:: Work to complete ::
Set down each line of the material that follows, exactly, with no pictures.

:: Provided records ::

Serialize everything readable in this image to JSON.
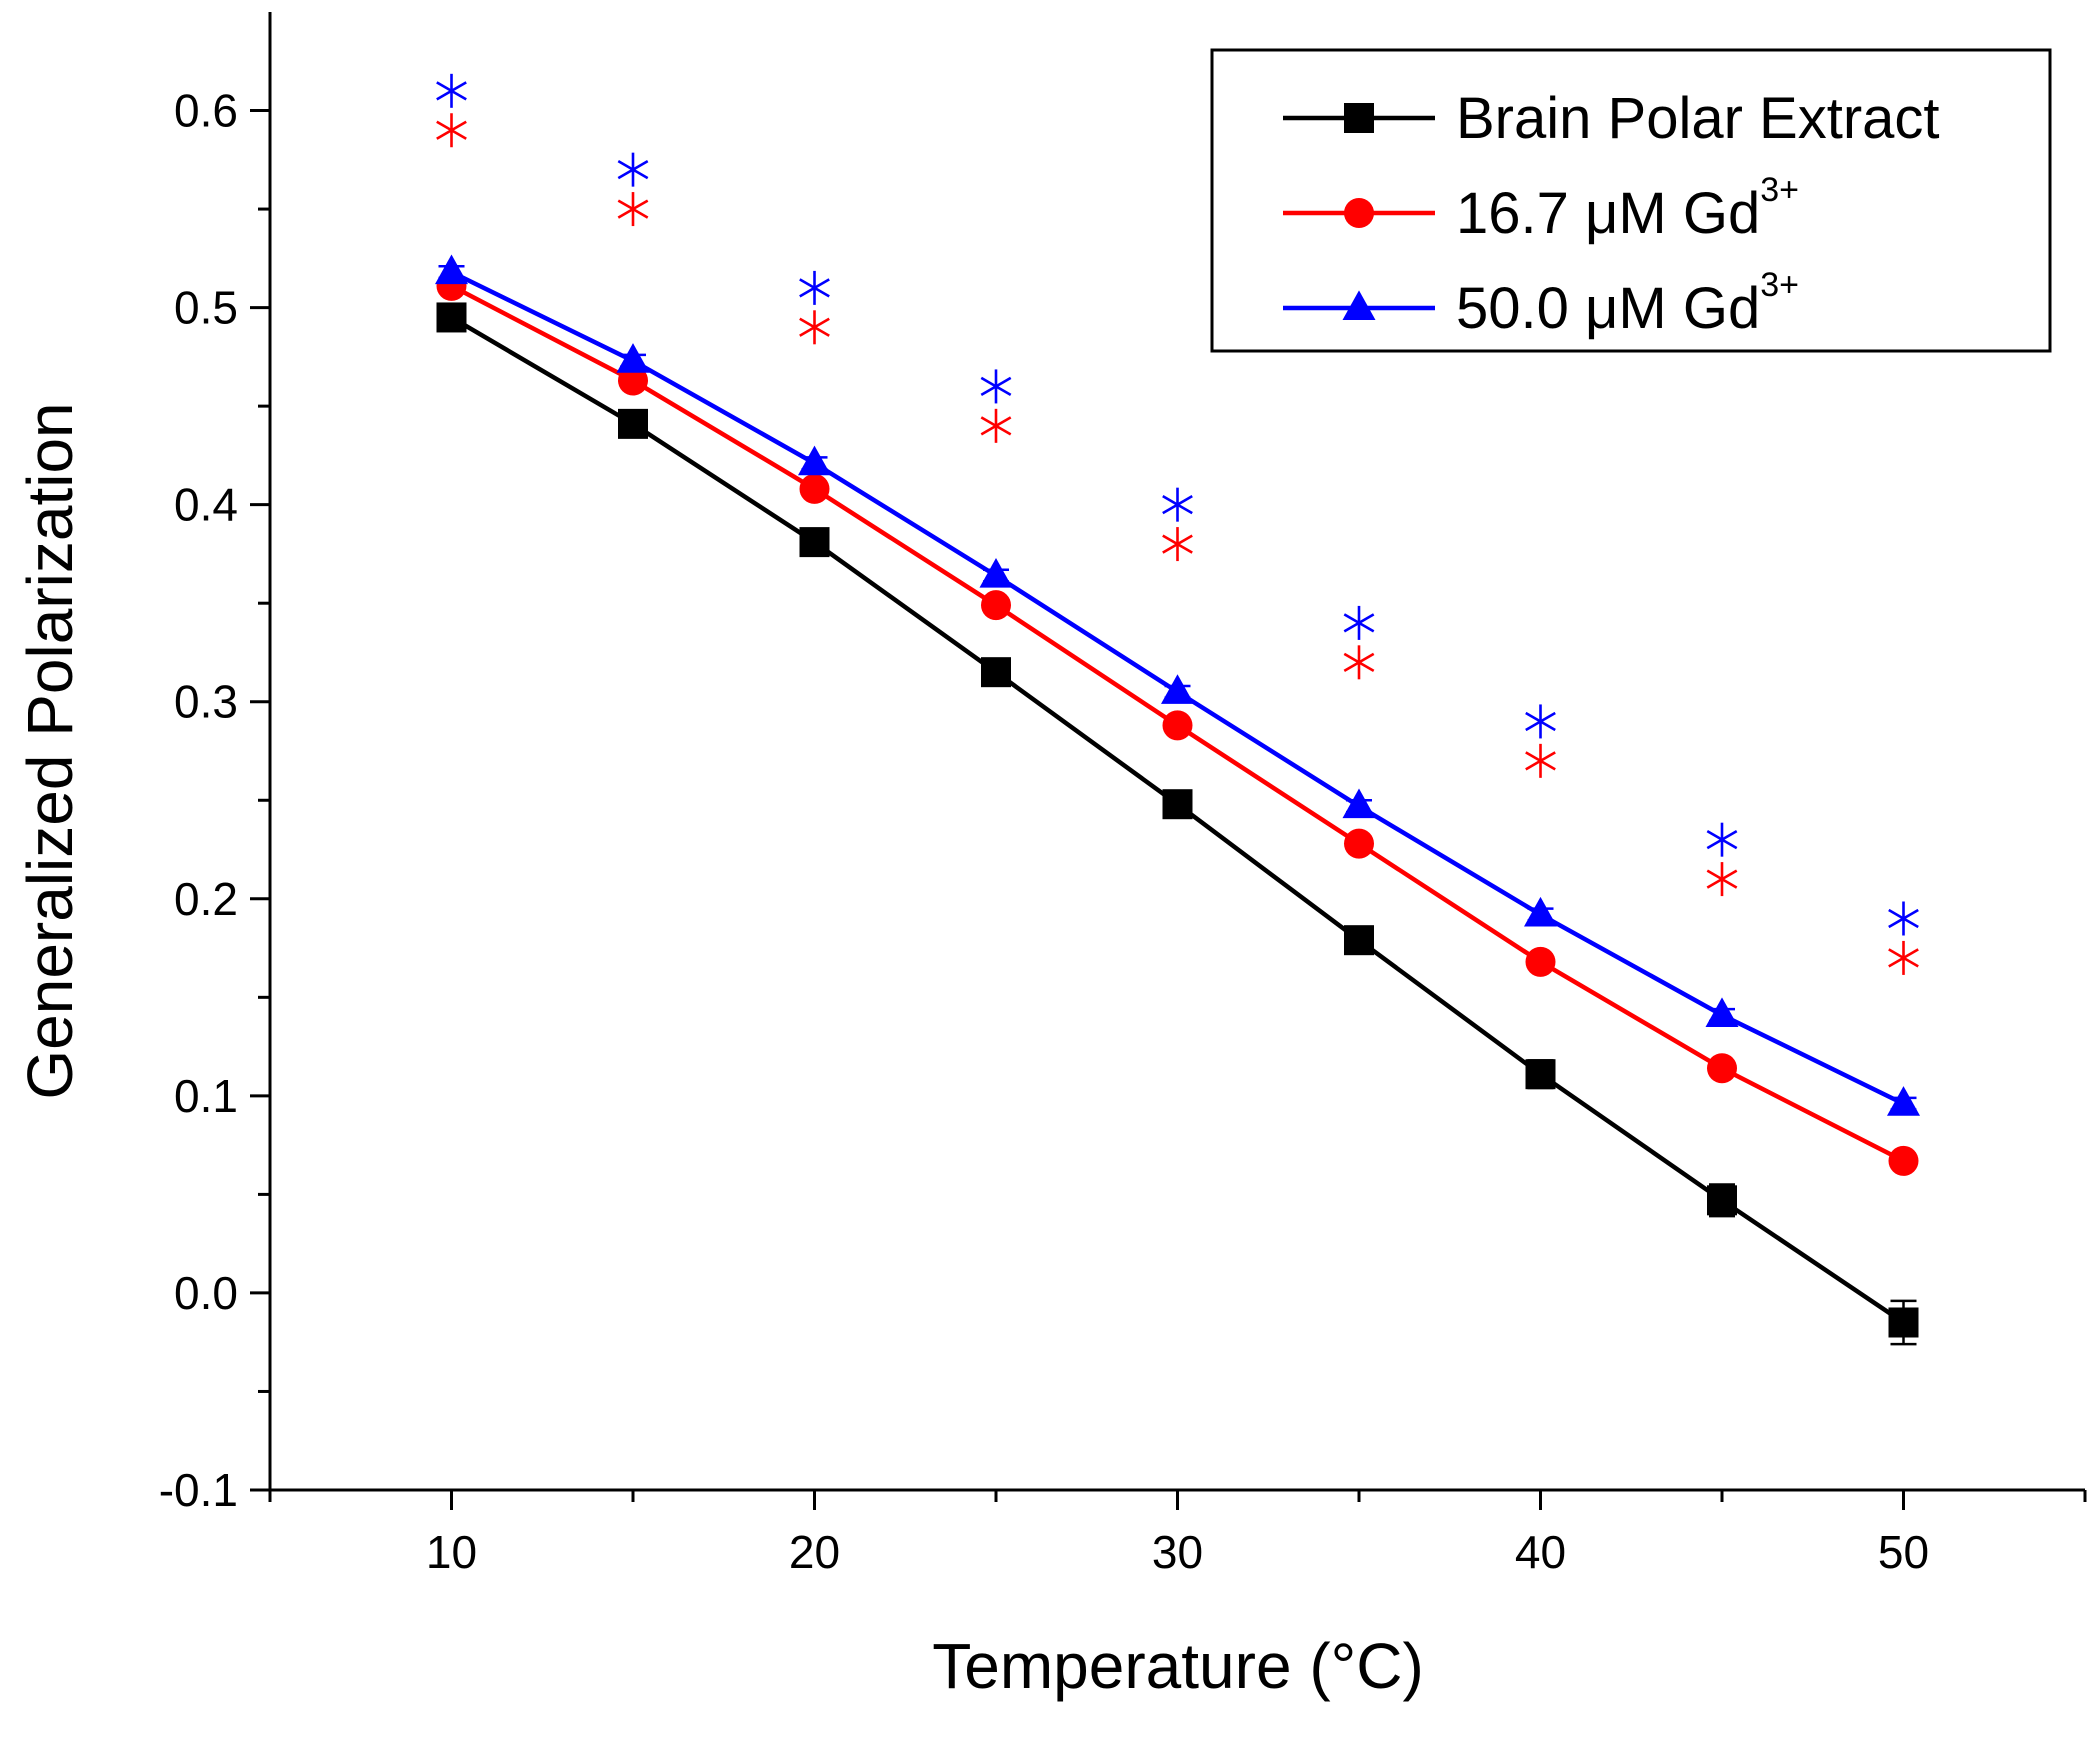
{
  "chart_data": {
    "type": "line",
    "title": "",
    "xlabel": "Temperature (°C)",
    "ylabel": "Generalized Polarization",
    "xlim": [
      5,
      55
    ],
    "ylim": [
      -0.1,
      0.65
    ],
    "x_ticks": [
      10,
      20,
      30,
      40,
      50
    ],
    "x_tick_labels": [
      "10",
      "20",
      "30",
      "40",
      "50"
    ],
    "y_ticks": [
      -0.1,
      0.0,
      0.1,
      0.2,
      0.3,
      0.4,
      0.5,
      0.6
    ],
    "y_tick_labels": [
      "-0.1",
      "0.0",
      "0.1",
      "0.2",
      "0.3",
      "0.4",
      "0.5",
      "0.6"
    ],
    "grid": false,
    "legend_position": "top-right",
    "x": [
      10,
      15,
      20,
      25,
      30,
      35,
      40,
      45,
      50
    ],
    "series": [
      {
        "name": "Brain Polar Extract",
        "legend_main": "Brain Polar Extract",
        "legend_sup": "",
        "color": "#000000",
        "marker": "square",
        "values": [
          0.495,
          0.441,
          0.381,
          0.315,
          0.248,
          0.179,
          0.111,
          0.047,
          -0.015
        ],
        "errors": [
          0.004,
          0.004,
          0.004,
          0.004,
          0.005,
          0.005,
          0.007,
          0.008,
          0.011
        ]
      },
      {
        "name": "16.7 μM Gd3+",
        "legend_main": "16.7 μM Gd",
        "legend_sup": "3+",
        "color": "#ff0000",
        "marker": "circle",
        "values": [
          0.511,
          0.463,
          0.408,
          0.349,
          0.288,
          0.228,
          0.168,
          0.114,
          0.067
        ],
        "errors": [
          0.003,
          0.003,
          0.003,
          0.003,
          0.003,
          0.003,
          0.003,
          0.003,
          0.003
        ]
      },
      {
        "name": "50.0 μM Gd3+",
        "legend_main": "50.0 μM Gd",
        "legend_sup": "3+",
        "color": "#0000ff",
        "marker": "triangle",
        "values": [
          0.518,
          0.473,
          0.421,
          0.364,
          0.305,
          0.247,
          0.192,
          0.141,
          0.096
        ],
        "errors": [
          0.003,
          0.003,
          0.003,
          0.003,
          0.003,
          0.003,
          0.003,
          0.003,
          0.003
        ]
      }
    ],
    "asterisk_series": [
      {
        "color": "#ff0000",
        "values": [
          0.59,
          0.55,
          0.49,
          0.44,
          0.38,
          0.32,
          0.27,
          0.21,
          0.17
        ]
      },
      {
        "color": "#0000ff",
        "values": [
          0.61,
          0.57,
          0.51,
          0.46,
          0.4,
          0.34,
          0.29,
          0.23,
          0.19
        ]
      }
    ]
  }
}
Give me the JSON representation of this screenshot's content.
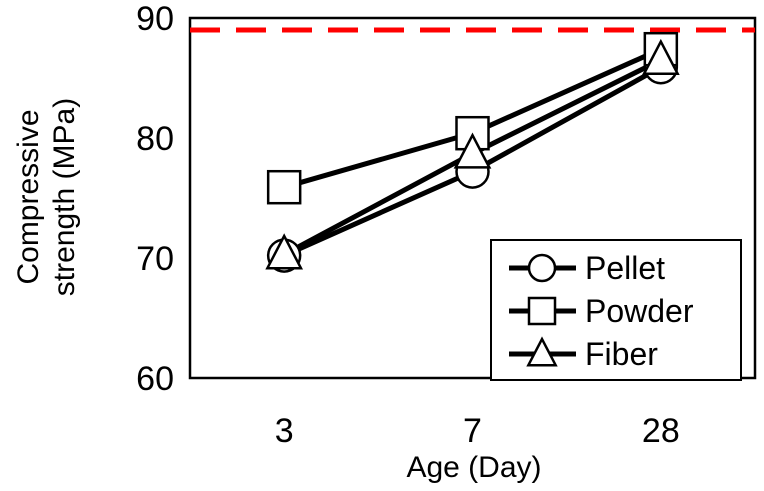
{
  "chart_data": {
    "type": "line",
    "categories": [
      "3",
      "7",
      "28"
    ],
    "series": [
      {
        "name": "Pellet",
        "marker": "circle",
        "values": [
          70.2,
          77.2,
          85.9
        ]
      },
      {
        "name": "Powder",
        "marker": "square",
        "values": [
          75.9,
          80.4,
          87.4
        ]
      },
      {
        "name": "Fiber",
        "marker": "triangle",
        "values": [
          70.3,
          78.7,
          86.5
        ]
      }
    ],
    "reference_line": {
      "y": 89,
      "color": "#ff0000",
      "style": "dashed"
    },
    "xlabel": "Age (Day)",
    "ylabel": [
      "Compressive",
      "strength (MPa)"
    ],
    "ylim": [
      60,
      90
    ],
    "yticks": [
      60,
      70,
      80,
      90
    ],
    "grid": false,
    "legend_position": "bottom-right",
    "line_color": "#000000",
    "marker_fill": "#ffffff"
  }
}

:: Response to the task ::
Serialize everything readable in this image to JSON.
{
  "chart_data": {
    "type": "line",
    "title": "",
    "xlabel": "Temperature (°C)",
    "ylabel": "Generalized Polarization",
    "xlim": [
      5,
      55
    ],
    "ylim": [
      -0.1,
      0.65
    ],
    "x_ticks": [
      10,
      20,
      30,
      40,
      50
    ],
    "x_tick_labels": [
      "10",
      "20",
      "30",
      "40",
      "50"
    ],
    "y_ticks": [
      -0.1,
      0.0,
      0.1,
      0.2,
      0.3,
      0.4,
      0.5,
      0.6
    ],
    "y_tick_labels": [
      "-0.1",
      "0.0",
      "0.1",
      "0.2",
      "0.3",
      "0.4",
      "0.5",
      "0.6"
    ],
    "grid": false,
    "legend_position": "top-right",
    "x": [
      10,
      15,
      20,
      25,
      30,
      35,
      40,
      45,
      50
    ],
    "series": [
      {
        "name": "Brain Polar Extract",
        "legend_main": "Brain Polar Extract",
        "legend_sup": "",
        "color": "#000000",
        "marker": "square",
        "values": [
          0.495,
          0.441,
          0.381,
          0.315,
          0.248,
          0.179,
          0.111,
          0.047,
          -0.015
        ],
        "errors": [
          0.004,
          0.004,
          0.004,
          0.004,
          0.005,
          0.005,
          0.007,
          0.008,
          0.011
        ]
      },
      {
        "name": "16.7 μM Gd3+",
        "legend_main": "16.7 μM Gd",
        "legend_sup": "3+",
        "color": "#ff0000",
        "marker": "circle",
        "values": [
          0.511,
          0.463,
          0.408,
          0.349,
          0.288,
          0.228,
          0.168,
          0.114,
          0.067
        ],
        "errors": [
          0.003,
          0.003,
          0.003,
          0.003,
          0.003,
          0.003,
          0.003,
          0.003,
          0.003
        ]
      },
      {
        "name": "50.0 μM Gd3+",
        "legend_main": "50.0 μM Gd",
        "legend_sup": "3+",
        "color": "#0000ff",
        "marker": "triangle",
        "values": [
          0.518,
          0.473,
          0.421,
          0.364,
          0.305,
          0.247,
          0.192,
          0.141,
          0.096
        ],
        "errors": [
          0.003,
          0.003,
          0.003,
          0.003,
          0.003,
          0.003,
          0.003,
          0.003,
          0.003
        ]
      }
    ],
    "asterisk_series": [
      {
        "color": "#ff0000",
        "values": [
          0.59,
          0.55,
          0.49,
          0.44,
          0.38,
          0.32,
          0.27,
          0.21,
          0.17
        ]
      },
      {
        "color": "#0000ff",
        "values": [
          0.61,
          0.57,
          0.51,
          0.46,
          0.4,
          0.34,
          0.29,
          0.23,
          0.19
        ]
      }
    ]
  }
}
Give me the JSON representation of this screenshot's content.
{
  "chart_data": {
    "type": "line",
    "categories": [
      "3",
      "7",
      "28"
    ],
    "series": [
      {
        "name": "Pellet",
        "marker": "circle",
        "values": [
          70.2,
          77.2,
          85.9
        ]
      },
      {
        "name": "Powder",
        "marker": "square",
        "values": [
          75.9,
          80.4,
          87.4
        ]
      },
      {
        "name": "Fiber",
        "marker": "triangle",
        "values": [
          70.3,
          78.7,
          86.5
        ]
      }
    ],
    "reference_line": {
      "y": 89,
      "color": "#ff0000",
      "style": "dashed"
    },
    "xlabel": "Age (Day)",
    "ylabel": [
      "Compressive",
      "strength (MPa)"
    ],
    "ylim": [
      60,
      90
    ],
    "yticks": [
      60,
      70,
      80,
      90
    ],
    "grid": false,
    "legend_position": "bottom-right",
    "line_color": "#000000",
    "marker_fill": "#ffffff"
  }
}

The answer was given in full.